What you should do: Transcribe the stretch of records from their start through the line that contains "The compartment 106 is at (353, 321).", leaving the pictures out of your answer.

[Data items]
++++

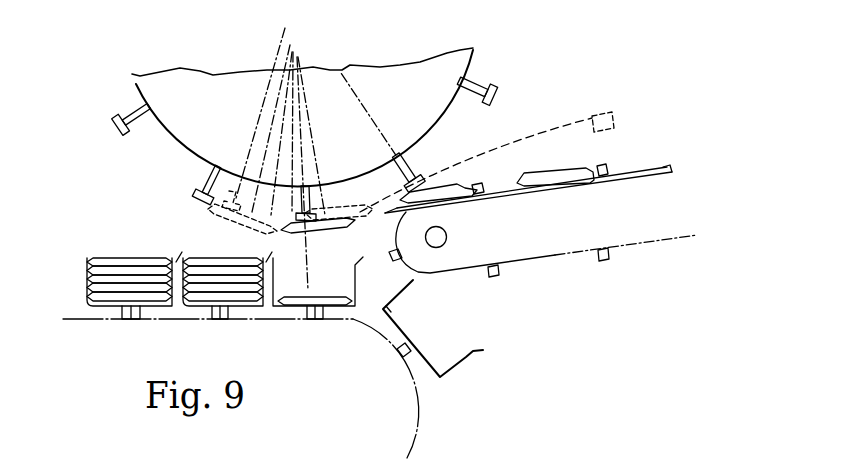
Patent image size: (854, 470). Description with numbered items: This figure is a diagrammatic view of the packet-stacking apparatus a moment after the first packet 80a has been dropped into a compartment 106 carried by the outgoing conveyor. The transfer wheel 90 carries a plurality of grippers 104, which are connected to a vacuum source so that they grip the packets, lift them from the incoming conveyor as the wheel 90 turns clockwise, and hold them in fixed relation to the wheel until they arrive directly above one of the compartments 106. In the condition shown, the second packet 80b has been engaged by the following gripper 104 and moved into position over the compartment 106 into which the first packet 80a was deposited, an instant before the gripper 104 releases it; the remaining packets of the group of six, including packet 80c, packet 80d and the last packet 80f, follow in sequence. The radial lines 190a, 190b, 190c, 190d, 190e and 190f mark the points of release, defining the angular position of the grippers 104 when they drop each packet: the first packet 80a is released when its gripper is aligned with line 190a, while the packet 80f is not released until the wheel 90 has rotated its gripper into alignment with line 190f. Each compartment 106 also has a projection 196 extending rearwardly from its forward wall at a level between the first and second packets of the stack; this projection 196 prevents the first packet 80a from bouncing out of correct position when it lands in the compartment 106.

The transfer wheel 90 is at (134, 84).
The gripper 104 is at (497, 90).
The radial line 190a is at (299, 74).
The radial line 190b is at (306, 167).
The radial line 190c is at (294, 56).
The radial line 190d is at (286, 79).
The radial line 190e is at (283, 52).
The radial line 190f is at (281, 30).
The first packet 80a is at (366, 207).
The second packet 80b is at (341, 227).
The packet 80c is at (452, 195).
The packet 80d is at (568, 182).
The sixth packet 80f is at (210, 209).
The projection 196 is at (181, 294).
The compartment 106 is at (353, 321).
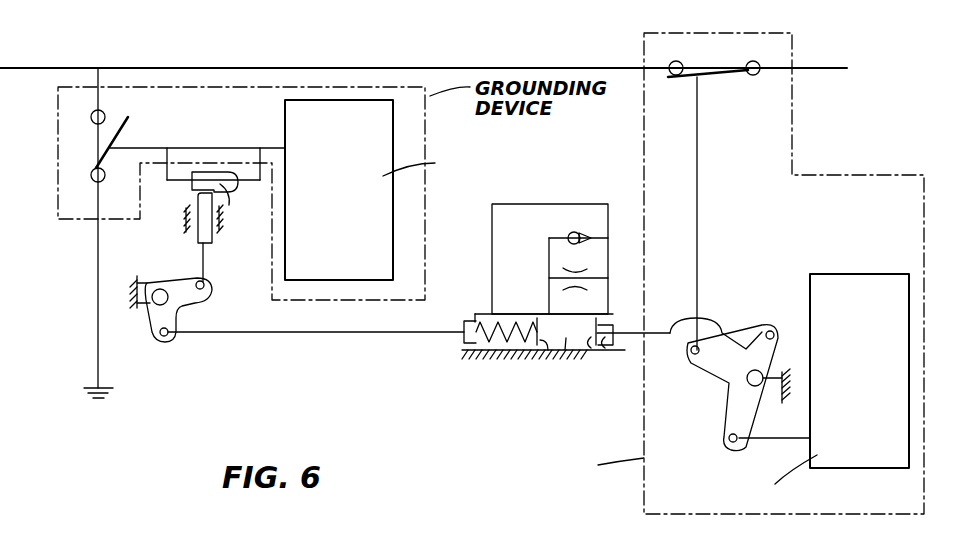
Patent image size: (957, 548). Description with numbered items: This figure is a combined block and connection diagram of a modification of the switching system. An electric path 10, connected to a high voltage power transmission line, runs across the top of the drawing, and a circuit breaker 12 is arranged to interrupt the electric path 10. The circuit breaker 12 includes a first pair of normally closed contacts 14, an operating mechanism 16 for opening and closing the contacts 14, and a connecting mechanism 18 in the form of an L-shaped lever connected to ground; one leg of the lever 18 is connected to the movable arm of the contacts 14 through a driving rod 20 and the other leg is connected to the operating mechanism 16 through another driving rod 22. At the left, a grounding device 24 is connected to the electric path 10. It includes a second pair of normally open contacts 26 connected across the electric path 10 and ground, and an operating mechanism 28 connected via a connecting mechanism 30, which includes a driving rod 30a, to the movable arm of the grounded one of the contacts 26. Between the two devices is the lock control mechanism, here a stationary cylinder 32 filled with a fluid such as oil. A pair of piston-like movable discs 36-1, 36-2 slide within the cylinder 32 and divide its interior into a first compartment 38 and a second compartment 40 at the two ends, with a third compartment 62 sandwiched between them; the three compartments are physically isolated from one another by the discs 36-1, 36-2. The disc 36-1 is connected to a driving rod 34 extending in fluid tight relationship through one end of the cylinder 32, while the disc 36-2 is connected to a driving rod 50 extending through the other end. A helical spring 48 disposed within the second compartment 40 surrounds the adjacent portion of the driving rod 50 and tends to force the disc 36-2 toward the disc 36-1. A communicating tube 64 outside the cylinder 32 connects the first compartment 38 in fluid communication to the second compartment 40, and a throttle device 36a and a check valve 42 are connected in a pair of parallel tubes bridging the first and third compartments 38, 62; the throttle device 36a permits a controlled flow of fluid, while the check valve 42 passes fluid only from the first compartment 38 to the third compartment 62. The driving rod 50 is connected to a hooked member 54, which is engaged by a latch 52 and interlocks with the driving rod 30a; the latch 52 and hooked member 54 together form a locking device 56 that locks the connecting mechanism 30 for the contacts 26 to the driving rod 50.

The electric path 10 is at (509, 68).
The circuit breaker 12 is at (722, 18).
The first pair of normally closed contacts 14 is at (722, 78).
The operating mechanism 16 is at (852, 274).
The connecting mechanism 18 is at (722, 412).
The driving rod 20 is at (699, 194).
The driving rod 22 is at (788, 435).
The grounding device 24 is at (229, 87).
The second pair of normally open contacts 26 is at (123, 128).
The operating mechanism 28 is at (285, 112).
The connecting mechanism 30 is at (172, 211).
The driving rod 30a is at (210, 148).
The stationary cylinder 32 is at (560, 346).
The driving rod 34 is at (620, 338).
The throttle device 36a is at (550, 268).
The movable disc 36-1 is at (588, 352).
The movable disc 36-2 is at (552, 352).
The first compartment 38 is at (604, 352).
The second compartment 40 is at (471, 346).
The check valve 42 is at (567, 236).
The helical spring 48 is at (493, 352).
The driving rod 50 is at (241, 334).
The latch 52 is at (203, 252).
The hooked member 54 is at (224, 187).
The locking device 56 is at (256, 267).
The third compartment 62 is at (565, 353).
The communicating tube 64 is at (574, 204).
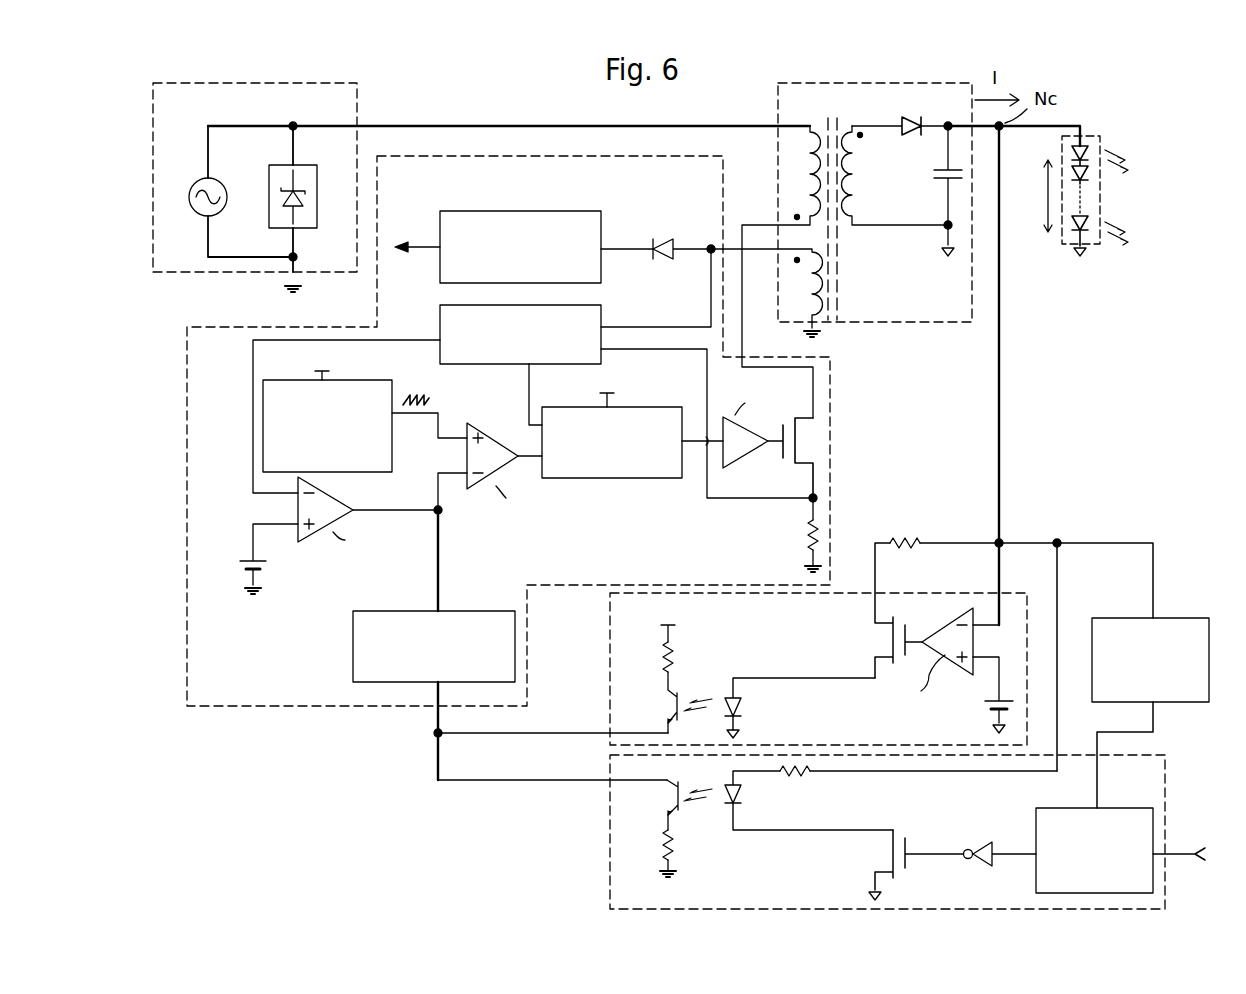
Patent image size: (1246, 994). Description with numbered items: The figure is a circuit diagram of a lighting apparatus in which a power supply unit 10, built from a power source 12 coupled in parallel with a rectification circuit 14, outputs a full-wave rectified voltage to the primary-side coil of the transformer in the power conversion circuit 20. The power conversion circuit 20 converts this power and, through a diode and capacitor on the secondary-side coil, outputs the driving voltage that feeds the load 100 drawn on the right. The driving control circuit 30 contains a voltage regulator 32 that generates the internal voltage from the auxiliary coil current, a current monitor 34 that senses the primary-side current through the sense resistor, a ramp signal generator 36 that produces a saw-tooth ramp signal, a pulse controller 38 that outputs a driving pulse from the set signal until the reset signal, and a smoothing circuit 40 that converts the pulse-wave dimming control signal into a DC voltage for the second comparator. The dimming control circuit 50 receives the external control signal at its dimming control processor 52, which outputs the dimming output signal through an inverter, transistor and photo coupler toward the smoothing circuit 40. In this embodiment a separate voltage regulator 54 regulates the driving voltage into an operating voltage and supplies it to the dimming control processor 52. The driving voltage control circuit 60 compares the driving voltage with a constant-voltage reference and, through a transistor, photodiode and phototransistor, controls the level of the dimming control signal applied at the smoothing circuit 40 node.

The power supply unit 10 is at (255, 204).
The power source 12 is at (192, 186).
The rectification circuit 14 is at (269, 186).
The power conversion circuit 20 is at (890, 323).
The driving control circuit 30 is at (507, 458).
The voltage regulator 32 is at (600, 211).
The current monitor 34 is at (600, 305).
The ramp signal generator 36 is at (356, 380).
The pulse controller 38 is at (632, 447).
The smoothing circuit 40 is at (462, 611).
The dimming control circuit 50 is at (896, 832).
The dimming control processor 52 is at (1120, 808).
The voltage regulator 54 is at (1178, 618).
The driving voltage control circuit 60 is at (610, 690).
The LED array 100 is at (1100, 240).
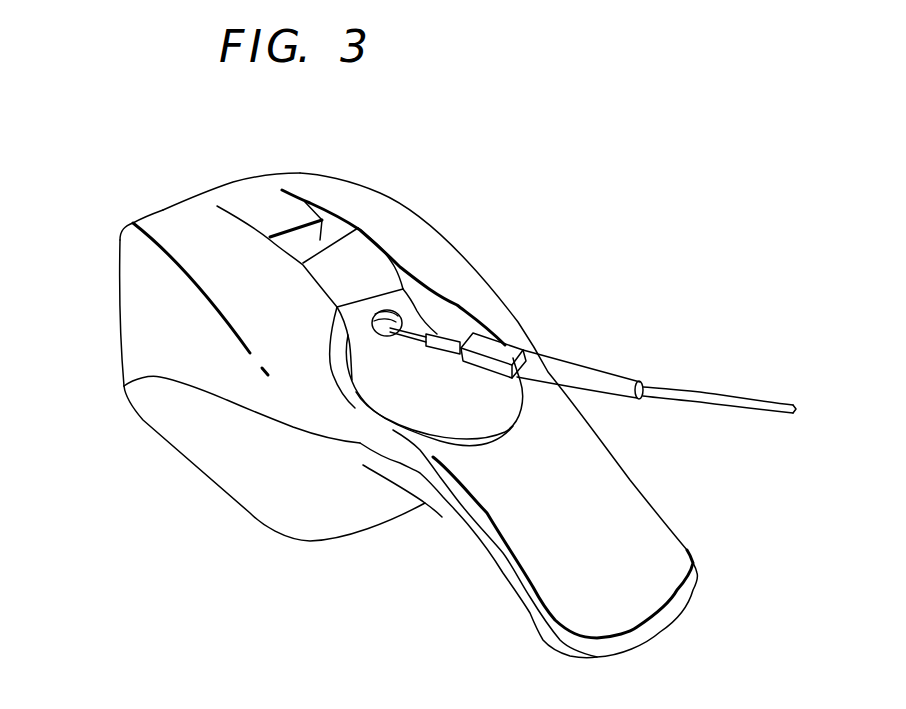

++++

Expected output:
Patent image size: (854, 470). Description with numbered items: This figure is a diagrammatic view of the packet-stacking apparatus a moment after the first packet 80a has been dropped into a compartment 106 carried by the outgoing conveyor. The transfer wheel 90 carries a plurality of grippers 104, which are connected to a vacuum source so that they grip the packets, lift them from the incoming conveyor as the wheel 90 turns clockwise, and hold them in fixed relation to the wheel until they arrive directly above one of the compartments 106. In the condition shown, the second packet 80b has been engaged by the following gripper 104 and moved into position over the compartment 106 into which the first packet 80a was deposited, an instant before the gripper 104 releases it; the remaining packets of the group of six, including packet 80c, packet 80d and the last packet 80f, follow in sequence. The radial lines 190a, 190b, 190c, 190d, 190e and 190f mark the points of release, defining the angular position of the grippers 104 when they drop each packet: the first packet 80a is released when its gripper is aligned with line 190a, while the packet 80f is not released until the wheel 90 has rotated its gripper into alignment with line 190f. Each compartment 106 also has a projection 196 extending rearwardly from its forward wall at a level between the first and second packets of the stack; this projection 196 prevents the first packet 80a from bouncing out of correct position when it lands in the compartment 106.

The transfer wheel 90 is at (134, 84).
The gripper 104 is at (497, 90).
The radial line 190a is at (299, 74).
The radial line 190b is at (306, 167).
The radial line 190c is at (294, 56).
The radial line 190d is at (286, 79).
The radial line 190e is at (283, 52).
The radial line 190f is at (281, 30).
The first packet 80a is at (366, 207).
The second packet 80b is at (341, 227).
The packet 80c is at (452, 195).
The packet 80d is at (568, 182).
The sixth packet 80f is at (210, 209).
The projection 196 is at (181, 294).
The compartment 106 is at (353, 321).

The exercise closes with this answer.